In the material below, find all lines with the string "Hydrogen" and copy them.

— BEGIN Records supplied —

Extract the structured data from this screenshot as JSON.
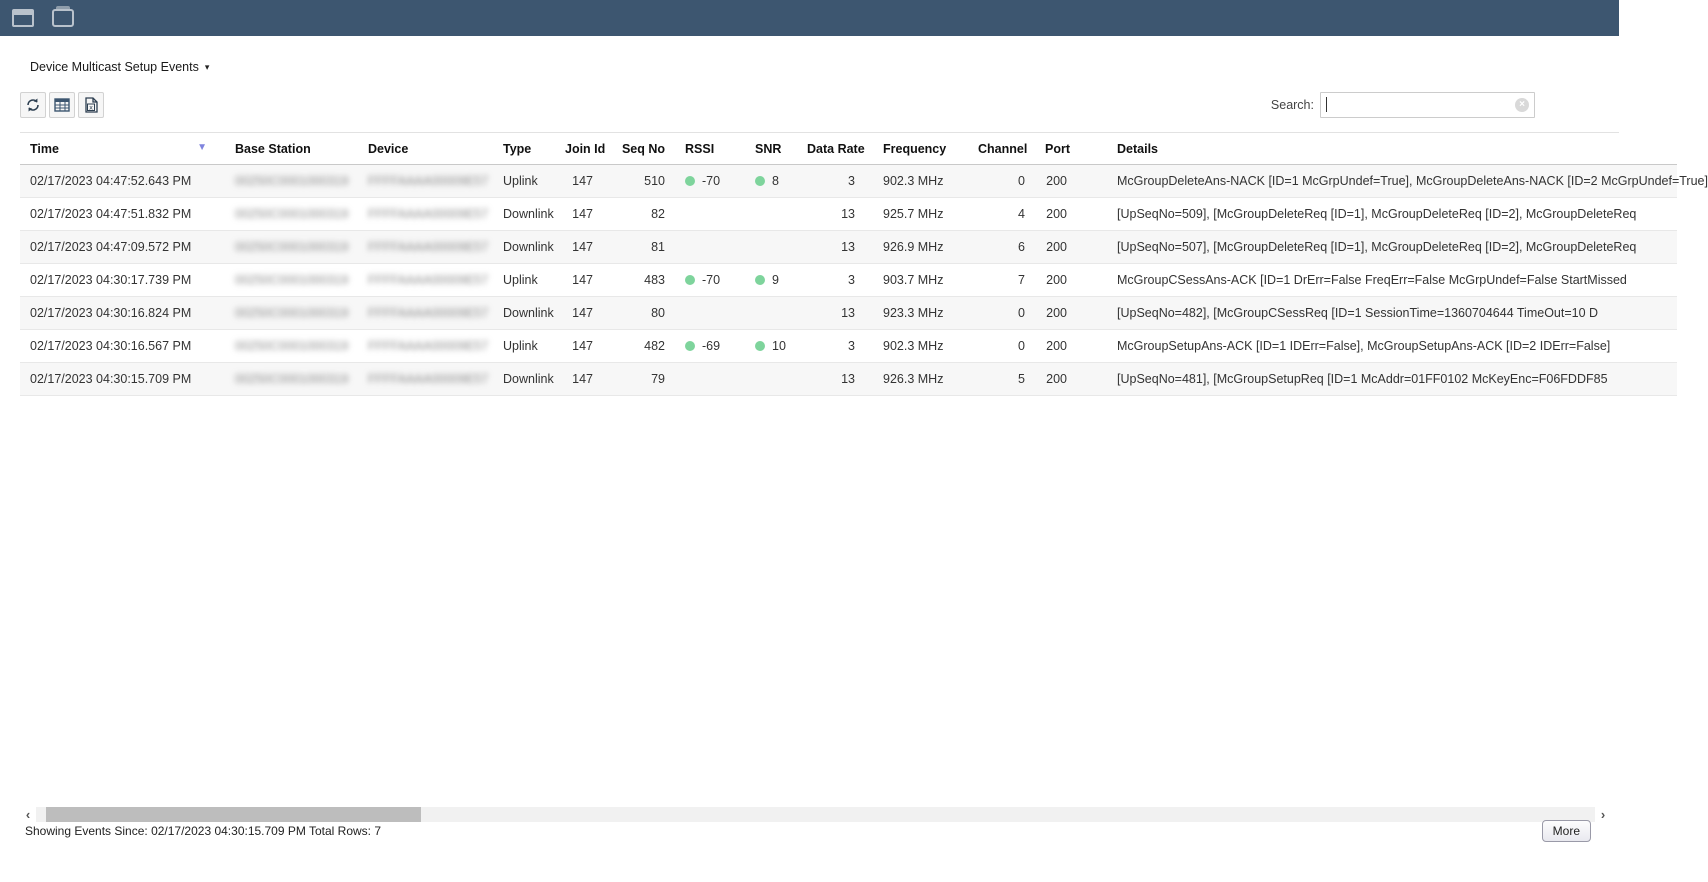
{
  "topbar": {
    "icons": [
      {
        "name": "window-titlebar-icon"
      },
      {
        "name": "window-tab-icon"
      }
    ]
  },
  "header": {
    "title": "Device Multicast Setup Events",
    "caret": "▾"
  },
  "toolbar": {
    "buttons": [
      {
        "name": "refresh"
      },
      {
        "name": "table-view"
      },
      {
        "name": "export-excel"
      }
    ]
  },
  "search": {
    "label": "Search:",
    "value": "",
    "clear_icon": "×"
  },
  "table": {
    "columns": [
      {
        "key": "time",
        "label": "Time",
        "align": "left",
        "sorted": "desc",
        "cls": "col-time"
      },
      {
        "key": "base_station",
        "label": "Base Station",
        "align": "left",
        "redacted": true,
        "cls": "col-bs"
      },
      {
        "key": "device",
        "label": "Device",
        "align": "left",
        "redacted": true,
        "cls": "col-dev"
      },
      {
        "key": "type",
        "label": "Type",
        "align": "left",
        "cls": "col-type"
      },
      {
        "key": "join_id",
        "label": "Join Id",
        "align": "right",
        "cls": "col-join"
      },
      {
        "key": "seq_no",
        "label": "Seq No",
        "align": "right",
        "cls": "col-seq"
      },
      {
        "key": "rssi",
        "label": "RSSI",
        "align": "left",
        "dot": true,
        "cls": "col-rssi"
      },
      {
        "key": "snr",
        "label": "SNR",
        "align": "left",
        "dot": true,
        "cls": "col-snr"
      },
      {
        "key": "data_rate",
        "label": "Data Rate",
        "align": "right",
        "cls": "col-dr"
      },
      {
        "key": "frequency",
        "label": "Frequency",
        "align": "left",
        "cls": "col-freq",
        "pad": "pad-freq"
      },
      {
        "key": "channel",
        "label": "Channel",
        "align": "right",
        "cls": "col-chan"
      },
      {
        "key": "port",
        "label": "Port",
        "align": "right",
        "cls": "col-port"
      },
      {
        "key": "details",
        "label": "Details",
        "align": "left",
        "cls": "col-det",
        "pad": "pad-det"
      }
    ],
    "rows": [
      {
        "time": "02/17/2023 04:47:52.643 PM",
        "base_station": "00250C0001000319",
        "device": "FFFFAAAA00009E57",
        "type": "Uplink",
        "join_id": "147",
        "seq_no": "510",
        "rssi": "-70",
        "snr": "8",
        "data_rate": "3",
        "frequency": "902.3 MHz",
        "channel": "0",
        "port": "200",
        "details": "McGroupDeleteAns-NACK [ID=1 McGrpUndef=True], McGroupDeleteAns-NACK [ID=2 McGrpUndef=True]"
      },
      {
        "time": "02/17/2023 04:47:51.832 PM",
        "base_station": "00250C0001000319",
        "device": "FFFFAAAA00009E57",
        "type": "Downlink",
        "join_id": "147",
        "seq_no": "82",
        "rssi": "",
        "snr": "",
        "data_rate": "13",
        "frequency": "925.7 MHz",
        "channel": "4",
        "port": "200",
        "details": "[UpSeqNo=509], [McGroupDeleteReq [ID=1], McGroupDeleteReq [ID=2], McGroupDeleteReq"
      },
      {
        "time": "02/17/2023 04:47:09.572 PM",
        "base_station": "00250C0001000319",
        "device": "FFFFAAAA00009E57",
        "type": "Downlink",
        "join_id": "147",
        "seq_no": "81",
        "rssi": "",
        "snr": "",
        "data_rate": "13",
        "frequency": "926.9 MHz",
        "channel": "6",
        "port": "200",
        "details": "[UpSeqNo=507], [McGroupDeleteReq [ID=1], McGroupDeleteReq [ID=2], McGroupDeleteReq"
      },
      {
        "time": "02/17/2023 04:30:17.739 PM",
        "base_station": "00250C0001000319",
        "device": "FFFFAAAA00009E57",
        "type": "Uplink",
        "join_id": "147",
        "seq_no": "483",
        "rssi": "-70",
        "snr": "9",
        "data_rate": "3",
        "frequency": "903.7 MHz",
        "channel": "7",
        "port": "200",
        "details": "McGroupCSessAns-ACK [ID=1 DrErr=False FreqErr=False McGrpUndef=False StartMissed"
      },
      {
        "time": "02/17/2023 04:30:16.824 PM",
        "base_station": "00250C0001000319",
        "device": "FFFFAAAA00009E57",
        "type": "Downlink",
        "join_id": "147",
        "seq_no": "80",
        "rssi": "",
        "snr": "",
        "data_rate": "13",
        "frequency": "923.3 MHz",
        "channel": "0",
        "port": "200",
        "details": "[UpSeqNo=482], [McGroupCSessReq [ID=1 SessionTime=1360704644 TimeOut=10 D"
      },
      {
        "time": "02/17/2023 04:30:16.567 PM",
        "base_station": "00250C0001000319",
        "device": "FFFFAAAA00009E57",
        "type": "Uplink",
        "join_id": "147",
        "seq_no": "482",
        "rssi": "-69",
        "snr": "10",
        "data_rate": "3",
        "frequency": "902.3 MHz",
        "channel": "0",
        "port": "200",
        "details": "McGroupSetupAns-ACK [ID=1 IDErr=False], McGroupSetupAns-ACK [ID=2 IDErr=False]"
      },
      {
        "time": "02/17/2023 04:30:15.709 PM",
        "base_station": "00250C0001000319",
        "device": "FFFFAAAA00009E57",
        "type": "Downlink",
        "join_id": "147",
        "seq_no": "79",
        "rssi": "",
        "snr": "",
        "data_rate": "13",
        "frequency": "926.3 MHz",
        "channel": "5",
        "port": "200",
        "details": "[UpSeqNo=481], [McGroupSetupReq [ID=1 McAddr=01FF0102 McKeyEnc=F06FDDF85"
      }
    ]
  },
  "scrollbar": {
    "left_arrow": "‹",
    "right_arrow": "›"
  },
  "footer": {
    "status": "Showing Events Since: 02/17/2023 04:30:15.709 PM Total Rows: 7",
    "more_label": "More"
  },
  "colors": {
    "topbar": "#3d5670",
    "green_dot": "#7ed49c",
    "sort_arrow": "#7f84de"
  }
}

— END Records supplied —
— BEGIN Records supplied —

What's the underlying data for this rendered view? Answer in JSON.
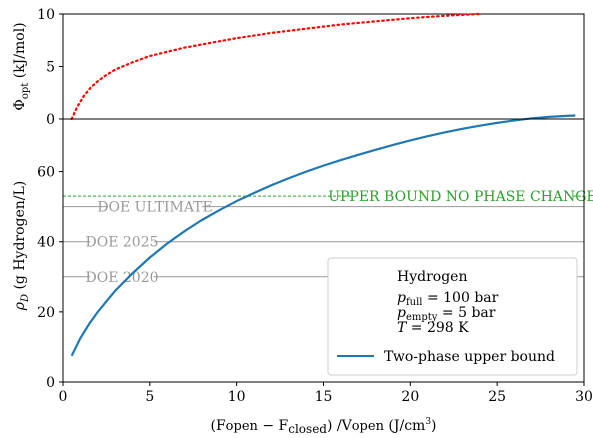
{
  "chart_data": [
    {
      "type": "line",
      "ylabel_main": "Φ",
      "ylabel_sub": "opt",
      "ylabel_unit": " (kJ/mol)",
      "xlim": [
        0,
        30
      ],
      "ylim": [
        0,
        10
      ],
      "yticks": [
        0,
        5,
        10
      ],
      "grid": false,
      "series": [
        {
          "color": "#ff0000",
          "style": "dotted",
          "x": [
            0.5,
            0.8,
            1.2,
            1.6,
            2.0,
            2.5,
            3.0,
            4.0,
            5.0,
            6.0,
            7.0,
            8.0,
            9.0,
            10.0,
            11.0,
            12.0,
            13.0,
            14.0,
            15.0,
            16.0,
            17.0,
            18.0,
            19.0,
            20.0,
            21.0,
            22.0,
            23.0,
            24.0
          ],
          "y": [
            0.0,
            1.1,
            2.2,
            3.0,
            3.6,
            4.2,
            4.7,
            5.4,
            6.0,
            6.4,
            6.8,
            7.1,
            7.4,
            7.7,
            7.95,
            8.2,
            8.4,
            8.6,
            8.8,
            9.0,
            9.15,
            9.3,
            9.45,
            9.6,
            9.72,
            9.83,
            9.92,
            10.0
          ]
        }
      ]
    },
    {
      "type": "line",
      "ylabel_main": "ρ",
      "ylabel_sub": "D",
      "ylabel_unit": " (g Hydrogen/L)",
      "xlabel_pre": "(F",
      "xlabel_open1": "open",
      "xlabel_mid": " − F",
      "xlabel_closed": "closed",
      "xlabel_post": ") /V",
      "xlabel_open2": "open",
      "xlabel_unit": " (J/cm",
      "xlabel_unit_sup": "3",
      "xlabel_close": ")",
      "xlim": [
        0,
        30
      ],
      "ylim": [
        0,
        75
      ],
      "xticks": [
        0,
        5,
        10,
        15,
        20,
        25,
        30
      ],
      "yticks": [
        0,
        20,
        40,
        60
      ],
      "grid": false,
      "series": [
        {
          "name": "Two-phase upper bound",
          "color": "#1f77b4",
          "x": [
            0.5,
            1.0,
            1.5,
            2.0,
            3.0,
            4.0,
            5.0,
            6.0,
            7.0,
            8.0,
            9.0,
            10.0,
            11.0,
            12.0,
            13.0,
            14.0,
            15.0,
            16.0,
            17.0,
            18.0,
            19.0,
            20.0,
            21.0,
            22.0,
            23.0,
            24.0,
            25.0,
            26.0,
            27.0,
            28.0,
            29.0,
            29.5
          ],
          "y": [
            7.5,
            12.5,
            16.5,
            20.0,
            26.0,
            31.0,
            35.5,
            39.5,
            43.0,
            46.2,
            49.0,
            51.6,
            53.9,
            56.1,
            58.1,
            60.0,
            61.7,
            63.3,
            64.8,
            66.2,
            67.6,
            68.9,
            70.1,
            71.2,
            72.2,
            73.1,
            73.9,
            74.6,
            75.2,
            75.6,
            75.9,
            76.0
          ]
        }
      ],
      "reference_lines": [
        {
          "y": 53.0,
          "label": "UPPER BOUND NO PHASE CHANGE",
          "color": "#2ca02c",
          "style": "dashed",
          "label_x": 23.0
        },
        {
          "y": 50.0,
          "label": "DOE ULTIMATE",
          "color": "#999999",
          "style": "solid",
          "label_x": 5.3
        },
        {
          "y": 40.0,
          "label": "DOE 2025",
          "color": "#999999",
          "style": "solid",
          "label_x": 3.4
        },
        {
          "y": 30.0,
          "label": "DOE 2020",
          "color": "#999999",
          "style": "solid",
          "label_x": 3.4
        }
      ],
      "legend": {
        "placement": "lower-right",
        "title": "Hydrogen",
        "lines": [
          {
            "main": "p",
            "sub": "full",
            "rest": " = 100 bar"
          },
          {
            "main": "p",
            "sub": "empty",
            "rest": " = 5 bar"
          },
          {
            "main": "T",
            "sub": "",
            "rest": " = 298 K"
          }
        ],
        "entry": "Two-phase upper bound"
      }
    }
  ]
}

— END Records supplied —
— BEGIN Records supplied —

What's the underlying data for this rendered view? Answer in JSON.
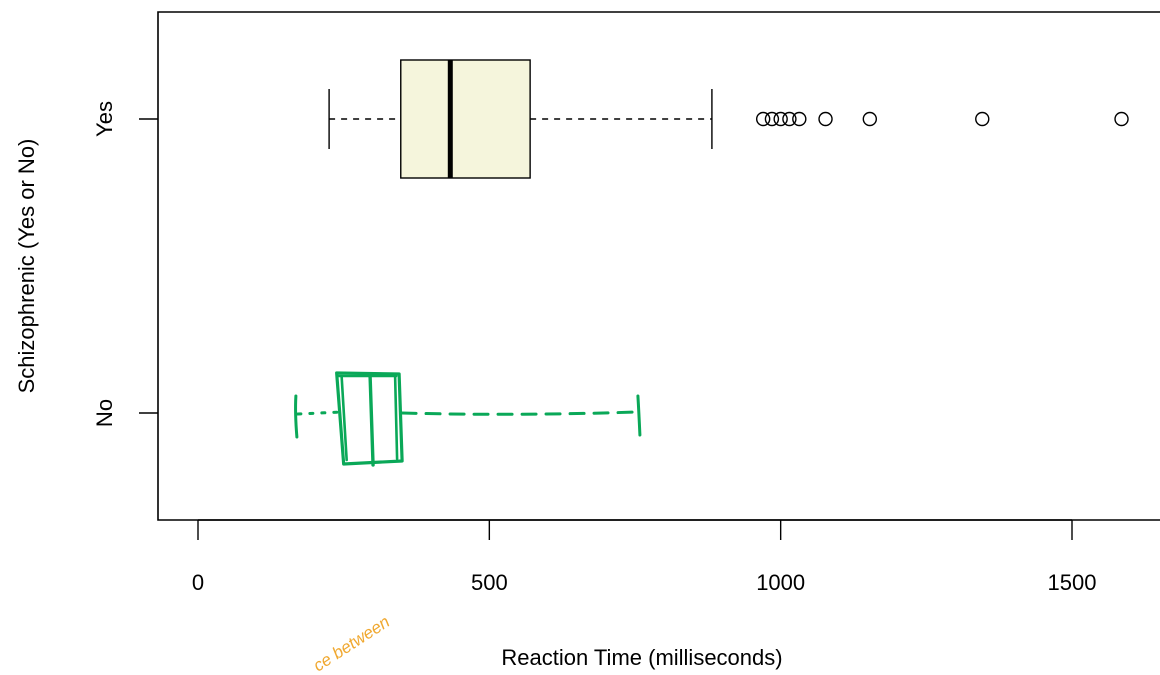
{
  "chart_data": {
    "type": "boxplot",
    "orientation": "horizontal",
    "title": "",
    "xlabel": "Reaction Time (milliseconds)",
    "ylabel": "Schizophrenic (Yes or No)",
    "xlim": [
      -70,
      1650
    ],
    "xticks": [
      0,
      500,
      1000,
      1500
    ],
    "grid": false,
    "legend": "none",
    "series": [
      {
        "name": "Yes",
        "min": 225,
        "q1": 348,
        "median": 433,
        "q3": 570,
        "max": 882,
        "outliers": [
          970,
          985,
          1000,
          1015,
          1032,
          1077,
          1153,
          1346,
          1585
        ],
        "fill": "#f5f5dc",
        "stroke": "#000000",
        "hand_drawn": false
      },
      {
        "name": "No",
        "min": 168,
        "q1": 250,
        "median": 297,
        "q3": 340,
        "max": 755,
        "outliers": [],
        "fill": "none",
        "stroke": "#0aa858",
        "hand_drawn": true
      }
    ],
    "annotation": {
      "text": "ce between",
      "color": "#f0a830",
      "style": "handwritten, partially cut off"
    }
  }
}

— END Records supplied —

- _Problem solution_
      "ylabel_unit": " (g Hydrogen/L)",
        "title": "Hydrogen",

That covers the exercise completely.